▸ **Data to use**
§

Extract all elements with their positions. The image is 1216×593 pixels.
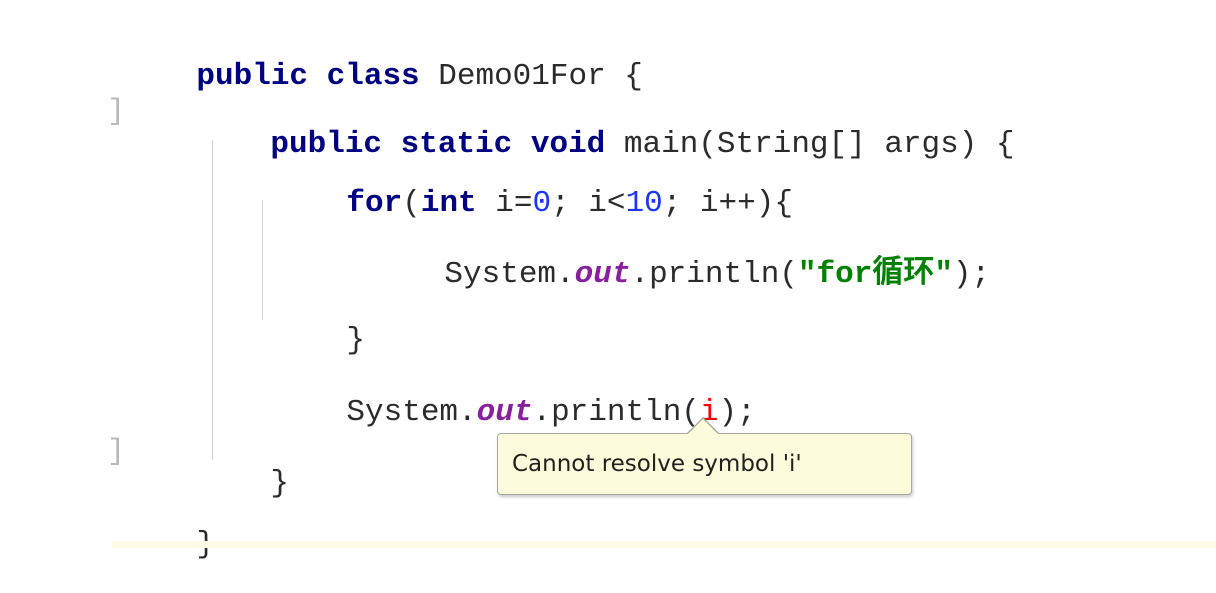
token-keyword-int: int <box>420 186 477 221</box>
error-tooltip-message: Cannot resolve symbol 'i' <box>512 451 802 477</box>
token-system: System. <box>444 257 575 292</box>
token-field-out: out <box>476 395 533 430</box>
token-increment: ; i++){ <box>662 186 793 221</box>
token-string-literal: "for循环" <box>797 257 953 292</box>
token-paren-open: ( <box>402 186 421 221</box>
token-number-zero: 0 <box>532 186 552 221</box>
token-println-call: .println( <box>532 395 700 430</box>
code-line-println-string[interactable]: System.out.println("for循环"); <box>370 228 990 321</box>
token-keyword-for: for <box>346 186 403 221</box>
token-println-call: .println( <box>630 257 798 292</box>
token-condition: ; i< <box>551 186 626 221</box>
error-tooltip: Cannot resolve symbol 'i' <box>497 433 912 495</box>
bottom-highlight-band <box>112 541 1216 548</box>
code-editor-surface[interactable]: ] ] public class Demo01For { public stat… <box>0 0 1216 560</box>
token-closing-brace: } <box>346 323 366 358</box>
indent-guide-level-2 <box>262 200 263 320</box>
token-plain: Demo01For { <box>438 59 643 94</box>
token-field-out: out <box>574 257 631 292</box>
token-var-init: i= <box>476 186 533 221</box>
fold-marker-method-end-icon[interactable]: ] <box>107 437 125 467</box>
token-statement-end: ); <box>952 257 991 292</box>
token-statement-end: ); <box>718 395 756 430</box>
token-number-ten: 10 <box>625 186 663 221</box>
token-system: System. <box>346 395 477 430</box>
token-keyword: public class <box>196 59 439 94</box>
tooltip-pointer-seam <box>690 432 716 435</box>
token-closing-brace: } <box>270 466 290 501</box>
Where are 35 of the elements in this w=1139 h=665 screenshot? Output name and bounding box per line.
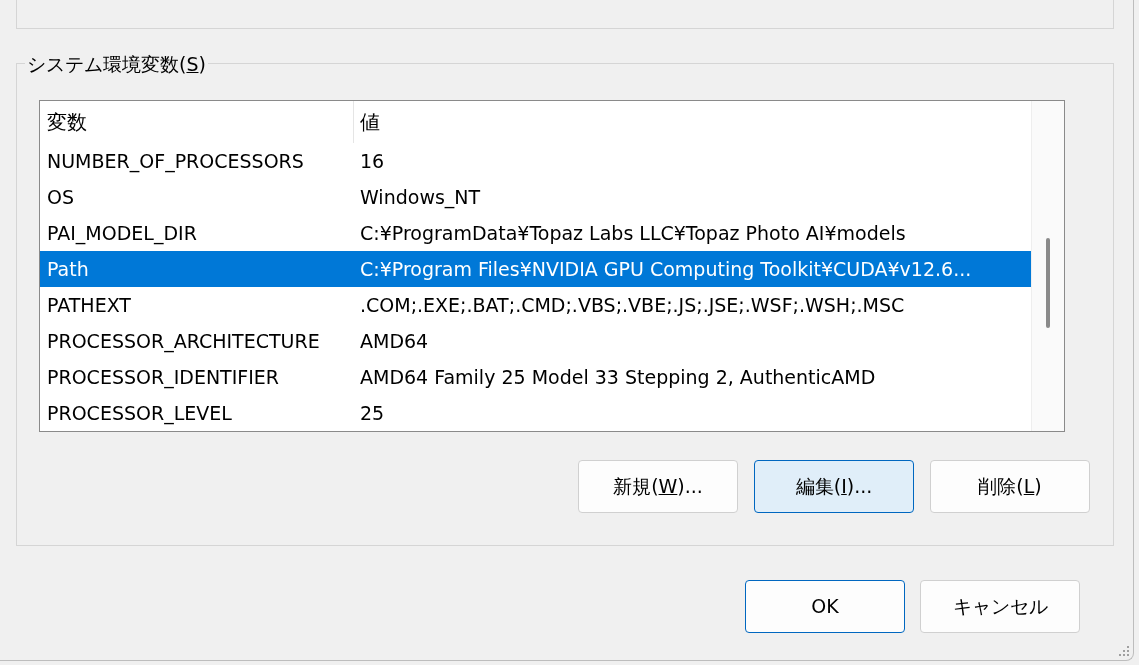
table-row[interactable]: OS Windows_NT — [40, 179, 1031, 215]
table-row[interactable]: PATHEXT .COM;.EXE;.BAT;.CMD;.VBS;.VBE;.JS;.JSE;.WSF;.WSH;.MSC — [40, 287, 1031, 323]
resize-grip-icon[interactable] — [1119, 646, 1130, 657]
table-cell-text: PROCESSOR_ARCHITECTURE — [46, 328, 321, 355]
table-cell-text: NUMBER_OF_PROCESSORS — [46, 148, 305, 175]
scrollbar[interactable] — [1031, 101, 1064, 431]
table-row[interactable]: PROCESSOR_ARCHITECTURE AMD64 — [40, 323, 1031, 359]
action-button[interactable]: 新規(W)... — [578, 460, 738, 513]
scrollbar-thumb[interactable] — [1046, 238, 1050, 328]
table-cell-text: Path — [46, 256, 90, 282]
table-row[interactable]: PROCESSOR_LEVEL 25 — [40, 395, 1031, 431]
table-cell-text: PAI_MODEL_DIR — [46, 220, 198, 247]
table-cell-text: AMD64 Family 25 Model 33 Stepping 2, AuthenticAMD — [359, 364, 876, 390]
table-row[interactable]: Path C:¥Program Files¥NVIDIA GPU Computing Toolkit¥CUDA¥v12.6... — [40, 251, 1031, 287]
table-row[interactable]: PAI_MODEL_DIR C:¥ProgramData¥Topaz Labs LLC¥Topaz Photo AI¥models — [40, 215, 1031, 251]
table-row[interactable]: NUMBER_OF_PROCESSORS 16 — [40, 143, 1031, 179]
table-cell-text: PROCESSOR_IDENTIFIER — [46, 364, 281, 391]
table-cell-text: 25 — [359, 400, 385, 426]
table-cell-text: 16 — [359, 148, 385, 174]
column-header[interactable]: 値 — [354, 101, 1031, 143]
table-cell-text: C:¥ProgramData¥Topaz Labs LLC¥Topaz Photo AI¥models — [359, 220, 906, 246]
ok-button[interactable]: OK — [745, 580, 905, 633]
table-cell-text: OS — [46, 184, 75, 210]
group-label: システム環境変数(S) — [25, 52, 208, 76]
table-cell-text: AMD64 — [359, 328, 429, 354]
action-button[interactable]: 削除(L) — [930, 460, 1090, 513]
table-cell-text: PATHEXT — [46, 292, 132, 318]
cancel-button[interactable]: キャンセル — [920, 580, 1080, 633]
action-button[interactable]: 編集(I)... — [754, 460, 914, 513]
table-cell-text: PROCESSOR_LEVEL — [46, 400, 233, 427]
table-cell-text: C:¥Program Files¥NVIDIA GPU Computing Toolkit¥CUDA¥v12.6... — [359, 256, 972, 282]
table-cell-text: Windows_NT — [359, 184, 481, 211]
column-header[interactable]: 変数 — [40, 101, 354, 143]
table-row[interactable]: PROCESSOR_IDENTIFIER AMD64 Family 25 Model 33 Stepping 2, AuthenticAMD — [40, 359, 1031, 395]
table-cell-text: .COM;.EXE;.BAT;.CMD;.VBS;.VBE;.JS;.JSE;.WSF;.WSH;.MSC — [359, 292, 905, 318]
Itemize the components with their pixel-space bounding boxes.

§

▸ **Exercise requirements**
List the records starting at the line that contains "token-keyword-int: int <box>420" and ending at the line that contains "token-var-init: i= <box>476 186 533 221</box>" as a numbered list, leaving out any blank lines.

▸ **Response to this exercise**
1. token-keyword-int: int <box>420 186 477 221</box>
2. error-tooltip-message: Cannot resolve symbol 'i' <box>512 451 802 477</box>
3. token-system: System. <box>444 257 575 292</box>
4. token-field-out: out <box>476 395 533 430</box>
5. token-increment: ; i++){ <box>662 186 793 221</box>
6. token-string-literal: "for循环" <box>797 257 953 292</box>
7. token-paren-open: ( <box>402 186 421 221</box>
8. token-number-zero: 0 <box>532 186 552 221</box>
9. token-println-call: .println( <box>532 395 700 430</box>
10. code-line-println-string[interactable]: System.out.println("for循环"); <box>370 228 990 321</box>
11. token-keyword-for: for <box>346 186 403 221</box>
12. token-println-call: .println( <box>630 257 798 292</box>
13. token-condition: ; i< <box>551 186 626 221</box>
14. error-tooltip: Cannot resolve symbol 'i' <box>497 433 912 495</box>
15. bottom-highlight-band <box>112 541 1216 548</box>
16. code-editor-surface[interactable]: ] ] public class Demo01For { public stat… <box>0 0 1216 560</box>
17. token-closing-brace: } <box>346 323 366 358</box>
18. indent-guide-level-2 <box>262 200 263 320</box>
19. token-plain: Demo01For { <box>438 59 643 94</box>
20. token-field-out: out <box>574 257 631 292</box>
21. token-var-init: i= <box>476 186 533 221</box>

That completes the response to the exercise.